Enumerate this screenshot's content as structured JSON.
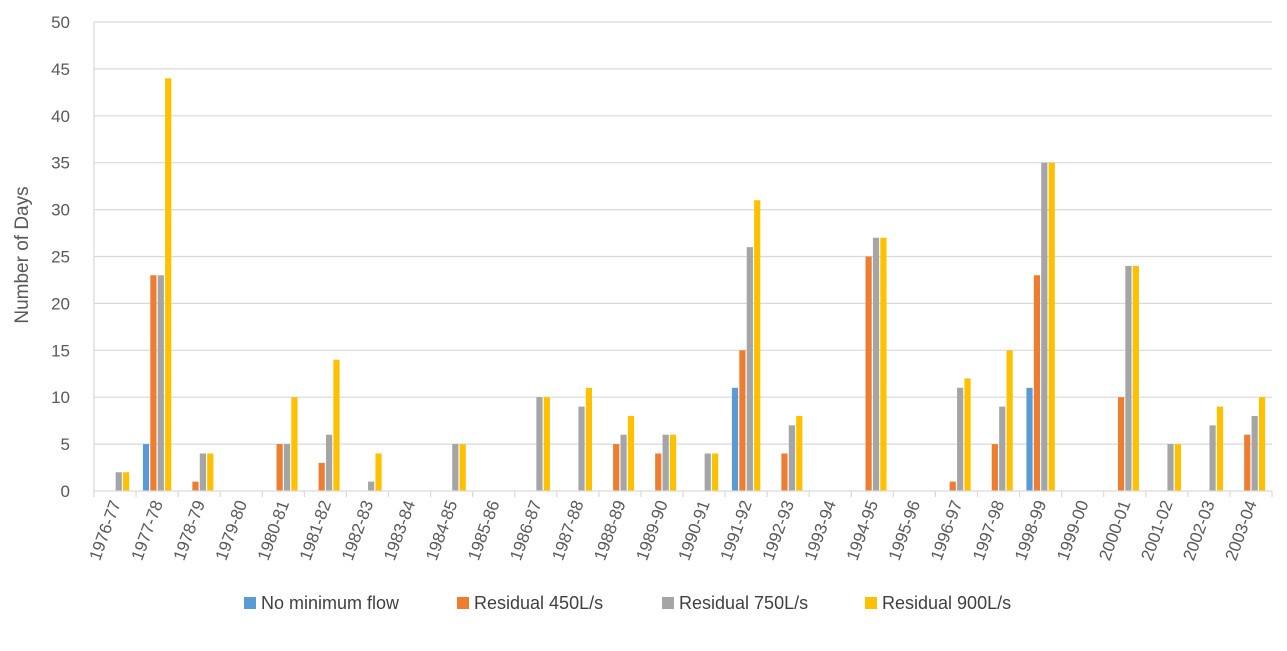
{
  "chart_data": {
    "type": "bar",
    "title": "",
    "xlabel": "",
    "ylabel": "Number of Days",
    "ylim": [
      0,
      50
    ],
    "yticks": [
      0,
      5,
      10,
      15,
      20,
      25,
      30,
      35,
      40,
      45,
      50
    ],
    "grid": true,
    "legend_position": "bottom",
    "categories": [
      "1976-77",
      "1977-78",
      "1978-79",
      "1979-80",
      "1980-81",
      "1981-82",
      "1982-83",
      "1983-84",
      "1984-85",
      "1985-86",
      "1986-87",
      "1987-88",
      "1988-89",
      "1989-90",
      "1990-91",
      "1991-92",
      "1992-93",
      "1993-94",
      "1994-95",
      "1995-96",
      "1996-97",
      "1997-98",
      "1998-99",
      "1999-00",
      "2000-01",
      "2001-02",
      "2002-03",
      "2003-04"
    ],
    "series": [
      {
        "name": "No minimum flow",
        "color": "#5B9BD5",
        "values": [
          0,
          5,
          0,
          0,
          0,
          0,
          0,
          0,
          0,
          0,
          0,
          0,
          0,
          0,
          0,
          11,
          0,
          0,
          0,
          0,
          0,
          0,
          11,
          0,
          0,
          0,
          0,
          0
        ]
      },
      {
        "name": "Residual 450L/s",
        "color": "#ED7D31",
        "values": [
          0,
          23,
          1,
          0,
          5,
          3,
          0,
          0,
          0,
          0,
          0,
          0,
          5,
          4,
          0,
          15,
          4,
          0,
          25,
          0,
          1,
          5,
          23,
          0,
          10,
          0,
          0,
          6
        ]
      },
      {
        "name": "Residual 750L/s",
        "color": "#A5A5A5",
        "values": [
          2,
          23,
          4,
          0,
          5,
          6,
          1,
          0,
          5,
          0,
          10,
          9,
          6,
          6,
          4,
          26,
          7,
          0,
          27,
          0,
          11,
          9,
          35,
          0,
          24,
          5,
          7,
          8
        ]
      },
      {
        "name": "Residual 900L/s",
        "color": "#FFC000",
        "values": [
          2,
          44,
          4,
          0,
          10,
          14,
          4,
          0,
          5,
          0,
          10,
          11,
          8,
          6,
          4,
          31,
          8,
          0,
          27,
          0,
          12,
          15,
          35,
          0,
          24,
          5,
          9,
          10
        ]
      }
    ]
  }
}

--

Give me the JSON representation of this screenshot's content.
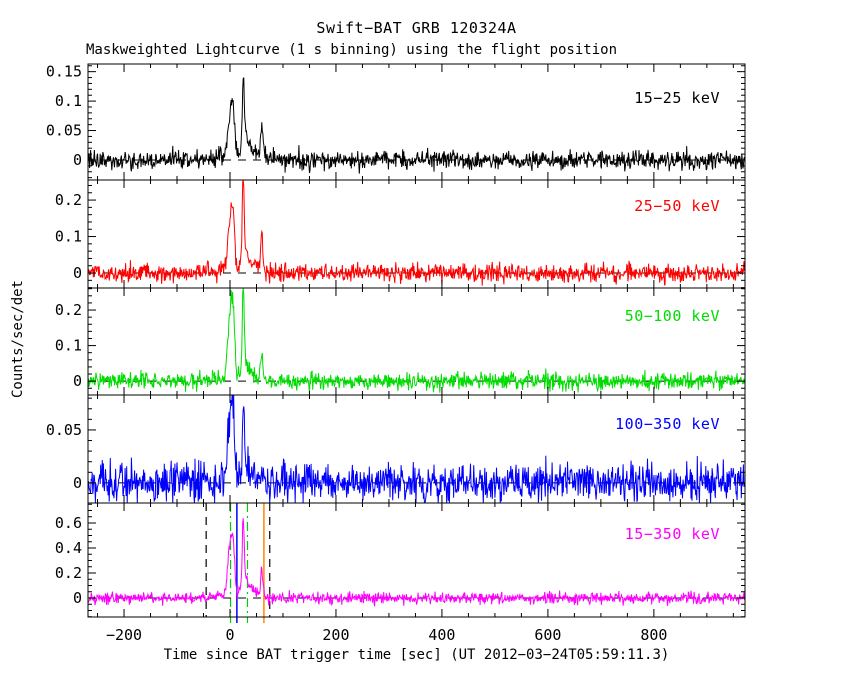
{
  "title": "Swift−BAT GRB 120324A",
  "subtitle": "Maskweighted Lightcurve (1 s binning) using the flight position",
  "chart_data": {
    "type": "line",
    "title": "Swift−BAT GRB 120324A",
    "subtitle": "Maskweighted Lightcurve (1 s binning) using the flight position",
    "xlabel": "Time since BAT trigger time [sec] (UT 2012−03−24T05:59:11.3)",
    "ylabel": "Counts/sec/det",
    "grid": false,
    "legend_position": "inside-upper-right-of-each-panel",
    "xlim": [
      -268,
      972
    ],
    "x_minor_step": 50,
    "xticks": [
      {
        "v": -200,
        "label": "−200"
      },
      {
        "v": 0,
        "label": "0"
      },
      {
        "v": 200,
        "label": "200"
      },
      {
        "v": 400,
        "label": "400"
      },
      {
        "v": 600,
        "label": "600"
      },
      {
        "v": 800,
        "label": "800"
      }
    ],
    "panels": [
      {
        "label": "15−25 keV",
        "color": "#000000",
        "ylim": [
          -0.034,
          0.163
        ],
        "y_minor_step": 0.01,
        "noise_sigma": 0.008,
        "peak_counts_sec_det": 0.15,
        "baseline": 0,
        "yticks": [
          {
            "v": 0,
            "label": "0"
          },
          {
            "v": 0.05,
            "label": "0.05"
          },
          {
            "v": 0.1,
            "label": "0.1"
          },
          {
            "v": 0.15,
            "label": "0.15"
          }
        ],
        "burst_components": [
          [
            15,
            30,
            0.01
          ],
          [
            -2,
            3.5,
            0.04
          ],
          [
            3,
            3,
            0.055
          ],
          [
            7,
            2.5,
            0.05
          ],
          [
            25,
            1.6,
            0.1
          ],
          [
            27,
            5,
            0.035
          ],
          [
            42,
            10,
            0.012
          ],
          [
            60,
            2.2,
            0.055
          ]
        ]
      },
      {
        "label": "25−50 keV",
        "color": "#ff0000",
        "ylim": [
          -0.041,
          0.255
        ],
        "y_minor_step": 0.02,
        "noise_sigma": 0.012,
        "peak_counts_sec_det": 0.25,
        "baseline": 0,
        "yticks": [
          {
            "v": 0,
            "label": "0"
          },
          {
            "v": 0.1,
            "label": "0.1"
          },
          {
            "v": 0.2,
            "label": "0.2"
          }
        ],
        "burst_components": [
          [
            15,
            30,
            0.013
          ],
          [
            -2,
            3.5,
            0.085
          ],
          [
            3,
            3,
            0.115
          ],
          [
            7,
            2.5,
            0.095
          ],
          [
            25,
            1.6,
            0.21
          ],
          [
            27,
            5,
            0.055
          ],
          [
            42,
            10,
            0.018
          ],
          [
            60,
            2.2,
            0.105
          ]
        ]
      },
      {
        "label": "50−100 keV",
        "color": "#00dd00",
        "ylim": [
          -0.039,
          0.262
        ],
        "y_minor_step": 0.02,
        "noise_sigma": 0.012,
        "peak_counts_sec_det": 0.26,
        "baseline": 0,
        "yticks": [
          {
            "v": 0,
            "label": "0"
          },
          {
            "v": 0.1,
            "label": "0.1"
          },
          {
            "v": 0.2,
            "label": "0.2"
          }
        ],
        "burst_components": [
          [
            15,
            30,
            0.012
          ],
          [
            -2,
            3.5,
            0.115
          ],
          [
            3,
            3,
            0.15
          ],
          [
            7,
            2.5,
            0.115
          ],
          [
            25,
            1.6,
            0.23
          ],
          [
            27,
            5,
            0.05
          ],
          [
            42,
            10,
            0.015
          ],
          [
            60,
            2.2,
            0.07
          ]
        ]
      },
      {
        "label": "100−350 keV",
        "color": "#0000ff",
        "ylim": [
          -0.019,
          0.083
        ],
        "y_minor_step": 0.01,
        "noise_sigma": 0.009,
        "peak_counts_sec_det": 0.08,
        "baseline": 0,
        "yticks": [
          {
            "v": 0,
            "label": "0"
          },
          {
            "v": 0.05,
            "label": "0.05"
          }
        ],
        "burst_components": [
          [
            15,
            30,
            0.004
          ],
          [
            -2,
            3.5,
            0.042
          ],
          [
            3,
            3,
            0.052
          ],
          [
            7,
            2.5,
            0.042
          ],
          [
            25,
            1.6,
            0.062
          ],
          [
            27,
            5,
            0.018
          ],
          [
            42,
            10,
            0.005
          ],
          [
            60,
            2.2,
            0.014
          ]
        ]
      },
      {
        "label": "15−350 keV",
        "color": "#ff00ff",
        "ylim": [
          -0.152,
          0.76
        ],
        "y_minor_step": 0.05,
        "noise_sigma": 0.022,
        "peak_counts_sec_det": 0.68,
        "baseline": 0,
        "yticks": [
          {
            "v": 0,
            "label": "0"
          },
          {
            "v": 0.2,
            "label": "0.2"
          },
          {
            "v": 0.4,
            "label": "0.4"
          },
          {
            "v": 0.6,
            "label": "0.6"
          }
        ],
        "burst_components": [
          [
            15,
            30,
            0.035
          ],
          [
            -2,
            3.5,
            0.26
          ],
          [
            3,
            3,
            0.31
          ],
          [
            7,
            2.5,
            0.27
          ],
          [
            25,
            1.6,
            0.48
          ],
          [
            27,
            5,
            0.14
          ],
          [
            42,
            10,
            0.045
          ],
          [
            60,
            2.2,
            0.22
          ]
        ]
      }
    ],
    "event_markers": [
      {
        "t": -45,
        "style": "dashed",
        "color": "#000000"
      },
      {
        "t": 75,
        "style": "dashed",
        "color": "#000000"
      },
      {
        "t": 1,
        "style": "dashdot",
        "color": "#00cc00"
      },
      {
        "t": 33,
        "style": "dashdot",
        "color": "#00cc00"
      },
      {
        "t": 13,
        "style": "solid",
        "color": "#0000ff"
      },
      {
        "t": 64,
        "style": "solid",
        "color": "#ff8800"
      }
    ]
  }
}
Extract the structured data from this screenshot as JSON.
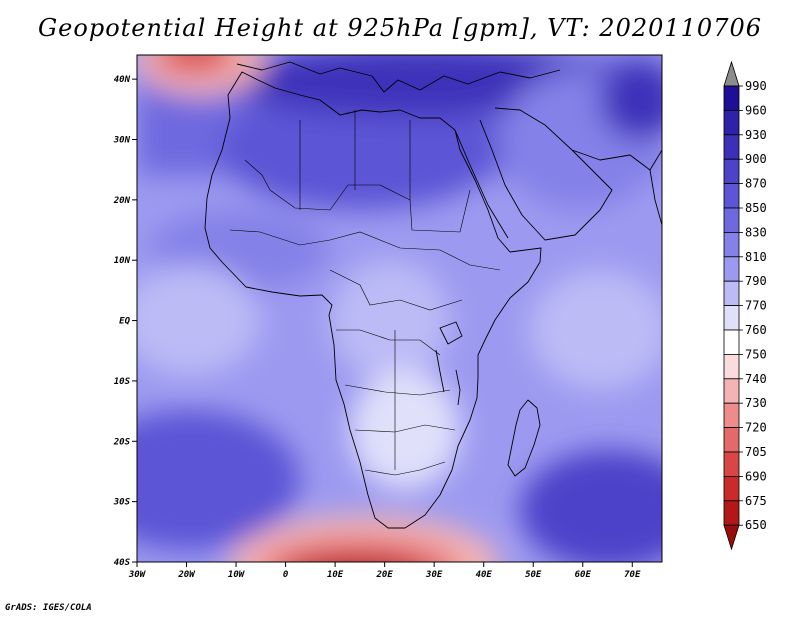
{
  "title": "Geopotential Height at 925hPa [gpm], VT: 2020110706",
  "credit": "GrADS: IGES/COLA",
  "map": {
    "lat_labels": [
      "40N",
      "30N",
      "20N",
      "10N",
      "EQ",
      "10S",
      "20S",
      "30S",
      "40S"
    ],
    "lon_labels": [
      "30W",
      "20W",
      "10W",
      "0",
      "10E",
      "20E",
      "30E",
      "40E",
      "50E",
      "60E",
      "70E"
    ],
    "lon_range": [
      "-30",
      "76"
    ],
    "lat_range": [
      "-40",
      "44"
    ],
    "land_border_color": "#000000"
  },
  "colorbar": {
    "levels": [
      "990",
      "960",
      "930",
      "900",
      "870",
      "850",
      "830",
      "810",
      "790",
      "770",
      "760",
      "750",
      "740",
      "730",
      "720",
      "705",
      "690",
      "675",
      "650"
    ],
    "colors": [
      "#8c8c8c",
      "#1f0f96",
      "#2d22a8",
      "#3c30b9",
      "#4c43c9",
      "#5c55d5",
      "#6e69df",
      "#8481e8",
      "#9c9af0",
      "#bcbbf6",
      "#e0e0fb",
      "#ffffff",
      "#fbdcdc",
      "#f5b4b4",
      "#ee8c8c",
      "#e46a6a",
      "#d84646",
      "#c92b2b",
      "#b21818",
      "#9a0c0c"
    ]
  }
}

...

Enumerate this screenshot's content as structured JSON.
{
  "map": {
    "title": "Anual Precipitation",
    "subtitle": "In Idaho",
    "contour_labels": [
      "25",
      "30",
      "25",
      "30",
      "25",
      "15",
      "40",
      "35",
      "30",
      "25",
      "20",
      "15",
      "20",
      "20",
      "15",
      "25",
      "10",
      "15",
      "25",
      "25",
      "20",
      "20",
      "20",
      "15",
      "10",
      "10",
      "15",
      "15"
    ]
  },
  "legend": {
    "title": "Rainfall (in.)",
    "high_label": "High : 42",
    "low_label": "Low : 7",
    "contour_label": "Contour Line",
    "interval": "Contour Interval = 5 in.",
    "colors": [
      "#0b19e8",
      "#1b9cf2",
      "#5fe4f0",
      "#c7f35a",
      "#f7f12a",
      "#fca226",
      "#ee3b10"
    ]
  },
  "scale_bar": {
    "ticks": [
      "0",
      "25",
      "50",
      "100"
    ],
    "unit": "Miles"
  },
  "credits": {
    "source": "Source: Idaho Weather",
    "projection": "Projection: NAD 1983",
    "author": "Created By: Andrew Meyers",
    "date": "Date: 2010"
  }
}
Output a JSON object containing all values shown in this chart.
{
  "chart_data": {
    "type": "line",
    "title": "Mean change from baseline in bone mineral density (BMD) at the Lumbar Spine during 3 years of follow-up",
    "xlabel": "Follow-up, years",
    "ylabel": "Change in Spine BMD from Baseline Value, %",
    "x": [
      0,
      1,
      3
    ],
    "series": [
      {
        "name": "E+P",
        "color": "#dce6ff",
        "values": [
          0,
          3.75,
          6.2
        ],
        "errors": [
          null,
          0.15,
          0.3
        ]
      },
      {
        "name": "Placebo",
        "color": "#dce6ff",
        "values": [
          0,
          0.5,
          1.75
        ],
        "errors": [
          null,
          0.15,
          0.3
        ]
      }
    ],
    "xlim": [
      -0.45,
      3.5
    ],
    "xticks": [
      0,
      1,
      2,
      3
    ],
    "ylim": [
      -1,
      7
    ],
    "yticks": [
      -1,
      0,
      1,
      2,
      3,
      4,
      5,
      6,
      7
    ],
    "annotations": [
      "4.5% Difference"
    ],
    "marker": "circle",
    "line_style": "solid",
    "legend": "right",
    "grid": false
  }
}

■ PROBLEM DESCRIPTION
In the records above, find each line holding "Residual" and copy it.

■ ANSWER TO THE TASK
        "name": "Residual 450L/s",
        "name": "Residual 750L/s",
        "name": "Residual 900L/s",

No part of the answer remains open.